What the task requires :: Transcribe each line exactly.

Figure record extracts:

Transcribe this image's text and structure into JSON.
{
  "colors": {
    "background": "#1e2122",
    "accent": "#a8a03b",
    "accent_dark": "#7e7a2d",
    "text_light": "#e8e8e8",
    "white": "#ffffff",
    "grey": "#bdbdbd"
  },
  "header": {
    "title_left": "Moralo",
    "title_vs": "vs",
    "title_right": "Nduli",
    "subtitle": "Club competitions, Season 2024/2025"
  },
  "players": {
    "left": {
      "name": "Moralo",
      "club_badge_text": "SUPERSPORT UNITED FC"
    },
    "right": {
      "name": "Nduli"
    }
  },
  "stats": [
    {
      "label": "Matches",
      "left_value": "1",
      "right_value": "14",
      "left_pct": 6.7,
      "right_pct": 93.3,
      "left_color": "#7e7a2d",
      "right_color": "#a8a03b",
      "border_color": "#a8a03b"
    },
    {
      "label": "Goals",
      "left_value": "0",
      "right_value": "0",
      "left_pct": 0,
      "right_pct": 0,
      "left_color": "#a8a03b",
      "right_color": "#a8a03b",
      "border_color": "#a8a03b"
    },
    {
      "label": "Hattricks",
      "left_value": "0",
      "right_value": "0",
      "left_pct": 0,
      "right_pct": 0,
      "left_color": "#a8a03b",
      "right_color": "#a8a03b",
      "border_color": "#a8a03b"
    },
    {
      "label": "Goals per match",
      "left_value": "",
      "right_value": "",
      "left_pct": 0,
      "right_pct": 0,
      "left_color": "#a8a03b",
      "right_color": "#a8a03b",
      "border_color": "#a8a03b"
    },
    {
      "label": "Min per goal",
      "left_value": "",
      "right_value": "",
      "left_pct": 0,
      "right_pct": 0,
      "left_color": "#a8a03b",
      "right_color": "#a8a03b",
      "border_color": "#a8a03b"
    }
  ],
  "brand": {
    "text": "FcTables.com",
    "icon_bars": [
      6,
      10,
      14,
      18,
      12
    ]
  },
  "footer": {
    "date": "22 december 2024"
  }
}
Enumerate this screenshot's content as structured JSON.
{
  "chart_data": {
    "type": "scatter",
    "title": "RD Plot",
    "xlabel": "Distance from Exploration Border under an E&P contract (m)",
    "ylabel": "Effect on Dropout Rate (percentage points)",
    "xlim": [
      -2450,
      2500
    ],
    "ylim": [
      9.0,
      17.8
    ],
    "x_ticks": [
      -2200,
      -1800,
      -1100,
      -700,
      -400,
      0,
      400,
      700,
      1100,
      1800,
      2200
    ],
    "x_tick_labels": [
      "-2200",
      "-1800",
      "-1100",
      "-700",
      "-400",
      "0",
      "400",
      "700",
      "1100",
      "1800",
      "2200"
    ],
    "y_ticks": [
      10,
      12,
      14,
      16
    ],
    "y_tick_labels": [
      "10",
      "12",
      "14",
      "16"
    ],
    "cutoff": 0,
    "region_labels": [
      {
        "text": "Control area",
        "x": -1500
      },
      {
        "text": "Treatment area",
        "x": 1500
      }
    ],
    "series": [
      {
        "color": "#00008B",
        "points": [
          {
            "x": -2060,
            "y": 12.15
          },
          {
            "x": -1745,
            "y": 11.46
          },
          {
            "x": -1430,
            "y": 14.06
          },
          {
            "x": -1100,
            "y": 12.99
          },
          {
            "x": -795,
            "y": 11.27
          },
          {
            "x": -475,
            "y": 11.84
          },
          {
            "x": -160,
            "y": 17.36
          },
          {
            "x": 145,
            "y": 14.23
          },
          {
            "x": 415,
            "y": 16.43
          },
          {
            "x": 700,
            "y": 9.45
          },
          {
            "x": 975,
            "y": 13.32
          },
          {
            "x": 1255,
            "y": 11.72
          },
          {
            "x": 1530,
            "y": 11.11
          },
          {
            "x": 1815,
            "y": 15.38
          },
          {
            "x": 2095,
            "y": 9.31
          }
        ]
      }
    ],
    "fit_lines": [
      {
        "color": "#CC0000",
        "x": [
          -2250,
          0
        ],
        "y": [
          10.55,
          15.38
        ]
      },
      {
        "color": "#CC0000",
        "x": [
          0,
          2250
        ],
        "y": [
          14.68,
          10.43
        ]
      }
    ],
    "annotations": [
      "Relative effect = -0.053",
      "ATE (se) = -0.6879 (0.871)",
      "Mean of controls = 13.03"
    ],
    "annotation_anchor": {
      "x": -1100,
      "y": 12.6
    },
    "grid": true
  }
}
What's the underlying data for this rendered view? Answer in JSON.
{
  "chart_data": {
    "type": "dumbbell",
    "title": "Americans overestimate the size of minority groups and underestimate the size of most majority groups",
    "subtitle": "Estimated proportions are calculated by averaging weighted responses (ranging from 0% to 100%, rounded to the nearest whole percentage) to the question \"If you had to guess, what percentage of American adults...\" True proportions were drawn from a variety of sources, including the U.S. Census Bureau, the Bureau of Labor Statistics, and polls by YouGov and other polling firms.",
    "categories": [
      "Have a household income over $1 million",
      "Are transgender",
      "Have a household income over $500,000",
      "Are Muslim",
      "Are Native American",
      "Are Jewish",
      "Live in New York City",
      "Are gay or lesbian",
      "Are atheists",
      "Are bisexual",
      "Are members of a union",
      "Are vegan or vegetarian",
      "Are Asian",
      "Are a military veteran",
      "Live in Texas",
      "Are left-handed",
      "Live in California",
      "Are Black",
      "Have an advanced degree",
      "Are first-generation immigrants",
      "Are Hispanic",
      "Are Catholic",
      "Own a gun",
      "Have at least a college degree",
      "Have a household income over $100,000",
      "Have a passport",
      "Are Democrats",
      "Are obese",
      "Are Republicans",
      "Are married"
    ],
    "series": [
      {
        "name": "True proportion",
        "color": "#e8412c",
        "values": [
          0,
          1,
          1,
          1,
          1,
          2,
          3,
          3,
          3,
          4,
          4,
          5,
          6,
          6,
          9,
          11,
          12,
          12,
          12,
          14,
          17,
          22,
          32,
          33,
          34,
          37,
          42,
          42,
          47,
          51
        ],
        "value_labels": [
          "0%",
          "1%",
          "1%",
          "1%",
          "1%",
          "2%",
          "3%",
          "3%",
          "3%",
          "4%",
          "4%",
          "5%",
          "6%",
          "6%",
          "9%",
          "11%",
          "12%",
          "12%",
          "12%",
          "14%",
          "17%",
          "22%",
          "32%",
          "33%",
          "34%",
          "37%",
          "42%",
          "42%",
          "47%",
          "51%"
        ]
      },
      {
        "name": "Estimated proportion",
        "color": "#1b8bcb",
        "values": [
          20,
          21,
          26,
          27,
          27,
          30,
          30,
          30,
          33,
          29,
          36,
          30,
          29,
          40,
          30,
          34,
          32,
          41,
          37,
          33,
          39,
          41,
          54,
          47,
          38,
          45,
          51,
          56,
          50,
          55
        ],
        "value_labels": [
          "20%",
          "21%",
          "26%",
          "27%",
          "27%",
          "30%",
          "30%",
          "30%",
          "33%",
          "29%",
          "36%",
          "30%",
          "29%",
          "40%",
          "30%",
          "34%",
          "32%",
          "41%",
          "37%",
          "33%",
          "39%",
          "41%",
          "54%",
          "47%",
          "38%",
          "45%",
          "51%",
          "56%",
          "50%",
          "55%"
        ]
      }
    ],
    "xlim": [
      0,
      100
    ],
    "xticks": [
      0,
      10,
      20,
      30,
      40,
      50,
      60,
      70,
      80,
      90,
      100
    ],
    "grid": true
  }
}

Right answer ::
Transcribe this image's text and structure into JSON.
{
  "colors": {
    "background": "#1e2122",
    "accent": "#a8a03b",
    "accent_dark": "#7e7a2d",
    "text_light": "#e8e8e8",
    "white": "#ffffff",
    "grey": "#bdbdbd"
  },
  "header": {
    "title_left": "Moralo",
    "title_vs": "vs",
    "title_right": "Nduli",
    "subtitle": "Club competitions, Season 2024/2025"
  },
  "players": {
    "left": {
      "name": "Moralo",
      "club_badge_text": "SUPERSPORT UNITED FC"
    },
    "right": {
      "name": "Nduli"
    }
  },
  "stats": [
    {
      "label": "Matches",
      "left_value": "1",
      "right_value": "14",
      "left_pct": 6.7,
      "right_pct": 93.3,
      "left_color": "#7e7a2d",
      "right_color": "#a8a03b",
      "border_color": "#a8a03b"
    },
    {
      "label": "Goals",
      "left_value": "0",
      "right_value": "0",
      "left_pct": 0,
      "right_pct": 0,
      "left_color": "#a8a03b",
      "right_color": "#a8a03b",
      "border_color": "#a8a03b"
    },
    {
      "label": "Hattricks",
      "left_value": "0",
      "right_value": "0",
      "left_pct": 0,
      "right_pct": 0,
      "left_color": "#a8a03b",
      "right_color": "#a8a03b",
      "border_color": "#a8a03b"
    },
    {
      "label": "Goals per match",
      "left_value": "",
      "right_value": "",
      "left_pct": 0,
      "right_pct": 0,
      "left_color": "#a8a03b",
      "right_color": "#a8a03b",
      "border_color": "#a8a03b"
    },
    {
      "label": "Min per goal",
      "left_value": "",
      "right_value": "",
      "left_pct": 0,
      "right_pct": 0,
      "left_color": "#a8a03b",
      "right_color": "#a8a03b",
      "border_color": "#a8a03b"
    }
  ],
  "brand": {
    "text": "FcTables.com",
    "icon_bars": [
      6,
      10,
      14,
      18,
      12
    ]
  },
  "footer": {
    "date": "22 december 2024"
  }
}
Enumerate this screenshot's content as structured JSON.
{
  "chart_data": {
    "type": "scatter",
    "title": "RD Plot",
    "xlabel": "Distance from Exploration Border under an E&P contract (m)",
    "ylabel": "Effect on Dropout Rate (percentage points)",
    "xlim": [
      -2450,
      2500
    ],
    "ylim": [
      9.0,
      17.8
    ],
    "x_ticks": [
      -2200,
      -1800,
      -1100,
      -700,
      -400,
      0,
      400,
      700,
      1100,
      1800,
      2200
    ],
    "x_tick_labels": [
      "-2200",
      "-1800",
      "-1100",
      "-700",
      "-400",
      "0",
      "400",
      "700",
      "1100",
      "1800",
      "2200"
    ],
    "y_ticks": [
      10,
      12,
      14,
      16
    ],
    "y_tick_labels": [
      "10",
      "12",
      "14",
      "16"
    ],
    "cutoff": 0,
    "region_labels": [
      {
        "text": "Control area",
        "x": -1500
      },
      {
        "text": "Treatment area",
        "x": 1500
      }
    ],
    "series": [
      {
        "color": "#00008B",
        "points": [
          {
            "x": -2060,
            "y": 12.15
          },
          {
            "x": -1745,
            "y": 11.46
          },
          {
            "x": -1430,
            "y": 14.06
          },
          {
            "x": -1100,
            "y": 12.99
          },
          {
            "x": -795,
            "y": 11.27
          },
          {
            "x": -475,
            "y": 11.84
          },
          {
            "x": -160,
            "y": 17.36
          },
          {
            "x": 145,
            "y": 14.23
          },
          {
            "x": 415,
            "y": 16.43
          },
          {
            "x": 700,
            "y": 9.45
          },
          {
            "x": 975,
            "y": 13.32
          },
          {
            "x": 1255,
            "y": 11.72
          },
          {
            "x": 1530,
            "y": 11.11
          },
          {
            "x": 1815,
            "y": 15.38
          },
          {
            "x": 2095,
            "y": 9.31
          }
        ]
      }
    ],
    "fit_lines": [
      {
        "color": "#CC0000",
        "x": [
          -2250,
          0
        ],
        "y": [
          10.55,
          15.38
        ]
      },
      {
        "color": "#CC0000",
        "x": [
          0,
          2250
        ],
        "y": [
          14.68,
          10.43
        ]
      }
    ],
    "annotations": [
      "Relative effect = -0.053",
      "ATE (se) = -0.6879 (0.871)",
      "Mean of controls = 13.03"
    ],
    "annotation_anchor": {
      "x": -1100,
      "y": 12.6
    },
    "grid": true
  }
}
What's the underlying data for this rendered view? Answer in JSON.
{
  "chart_data": {
    "type": "dumbbell",
    "title": "Americans overestimate the size of minority groups and underestimate the size of most majority groups",
    "subtitle": "Estimated proportions are calculated by averaging weighted responses (ranging from 0% to 100%, rounded to the nearest whole percentage) to the question \"If you had to guess, what percentage of American adults...\" True proportions were drawn from a variety of sources, including the U.S. Census Bureau, the Bureau of Labor Statistics, and polls by YouGov and other polling firms.",
    "categories": [
      "Have a household income over $1 million",
      "Are transgender",
      "Have a household income over $500,000",
      "Are Muslim",
      "Are Native American",
      "Are Jewish",
      "Live in New York City",
      "Are gay or lesbian",
      "Are atheists",
      "Are bisexual",
      "Are members of a union",
      "Are vegan or vegetarian",
      "Are Asian",
      "Are a military veteran",
      "Live in Texas",
      "Are left-handed",
      "Live in California",
      "Are Black",
      "Have an advanced degree",
      "Are first-generation immigrants",
      "Are Hispanic",
      "Are Catholic",
      "Own a gun",
      "Have at least a college degree",
      "Have a household income over $100,000",
      "Have a passport",
      "Are Democrats",
      "Are obese",
      "Are Republicans",
      "Are married"
    ],
    "series": [
      {
        "name": "True proportion",
        "color": "#e8412c",
        "values": [
          0,
          1,
          1,
          1,
          1,
          2,
          3,
          3,
          3,
          4,
          4,
          5,
          6,
          6,
          9,
          11,
          12,
          12,
          12,
          14,
          17,
          22,
          32,
          33,
          34,
          37,
          42,
          42,
          47,
          51
        ],
        "value_labels": [
          "0%",
          "1%",
          "1%",
          "1%",
          "1%",
          "2%",
          "3%",
          "3%",
          "3%",
          "4%",
          "4%",
          "5%",
          "6%",
          "6%",
          "9%",
          "11%",
          "12%",
          "12%",
          "12%",
          "14%",
          "17%",
          "22%",
          "32%",
          "33%",
          "34%",
          "37%",
          "42%",
          "42%",
          "47%",
          "51%"
        ]
      },
      {
        "name": "Estimated proportion",
        "color": "#1b8bcb",
        "values": [
          20,
          21,
          26,
          27,
          27,
          30,
          30,
          30,
          33,
          29,
          36,
          30,
          29,
          40,
          30,
          34,
          32,
          41,
          37,
          33,
          39,
          41,
          54,
          47,
          38,
          45,
          51,
          56,
          50,
          55
        ],
        "value_labels": [
          "20%",
          "21%",
          "26%",
          "27%",
          "27%",
          "30%",
          "30%",
          "30%",
          "33%",
          "29%",
          "36%",
          "30%",
          "29%",
          "40%",
          "30%",
          "34%",
          "32%",
          "41%",
          "37%",
          "33%",
          "39%",
          "41%",
          "54%",
          "47%",
          "38%",
          "45%",
          "51%",
          "56%",
          "50%",
          "55%"
        ]
      }
    ],
    "xlim": [
      0,
      100
    ],
    "xticks": [
      0,
      10,
      20,
      30,
      40,
      50,
      60,
      70,
      80,
      90,
      100
    ],
    "grid": true
  }
}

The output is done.